--- WRITTEN INSTRUCTION ---
Nothing in the records may be left out or altered; reproduce them all exactly.

#### THE DATA

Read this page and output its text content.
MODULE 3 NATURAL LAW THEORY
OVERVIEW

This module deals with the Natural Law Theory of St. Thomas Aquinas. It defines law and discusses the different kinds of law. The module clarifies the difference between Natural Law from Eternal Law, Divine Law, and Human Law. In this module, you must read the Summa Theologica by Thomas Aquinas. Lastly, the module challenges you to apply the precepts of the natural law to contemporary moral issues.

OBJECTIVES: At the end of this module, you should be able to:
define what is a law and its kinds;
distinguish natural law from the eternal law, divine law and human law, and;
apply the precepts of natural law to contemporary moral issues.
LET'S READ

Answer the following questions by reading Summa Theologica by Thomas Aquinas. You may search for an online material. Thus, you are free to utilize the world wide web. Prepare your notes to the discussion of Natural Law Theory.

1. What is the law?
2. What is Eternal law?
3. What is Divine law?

########

--- RESULT ---
Read this page and output its text content.
MODULE 3 NATURAL LAW THEORY
OVERVIEW

This module deals with the Natural Law Theory of St. Thomas Aquinas. It defines law and discusses the different kinds of law. The module clarifies the difference between Natural Law from Eternal Law, Divine Law, and Human Law. In this module, you must read the Summa Theologica by Thomas Aquinas. Lastly, the module challenges you to apply the precepts of the natural law to contemporary moral issues.

OBJECTIVES: At the end of this module, you should be able to:
define what is a law and its kinds;
distinguish natural law from the eternal law, divine law and human law, and;
apply the precepts of natural law to contemporary moral issues.
LET'S READ

Answer the following questions by reading Summa Theologica by Thomas Aquinas. You may search for an online material. Thus, you are free to utilize the world wide web. Prepare your notes to the discussion of Natural Law Theory.

1. What is the law?
2. What is Eternal law?
3. What is Divine law?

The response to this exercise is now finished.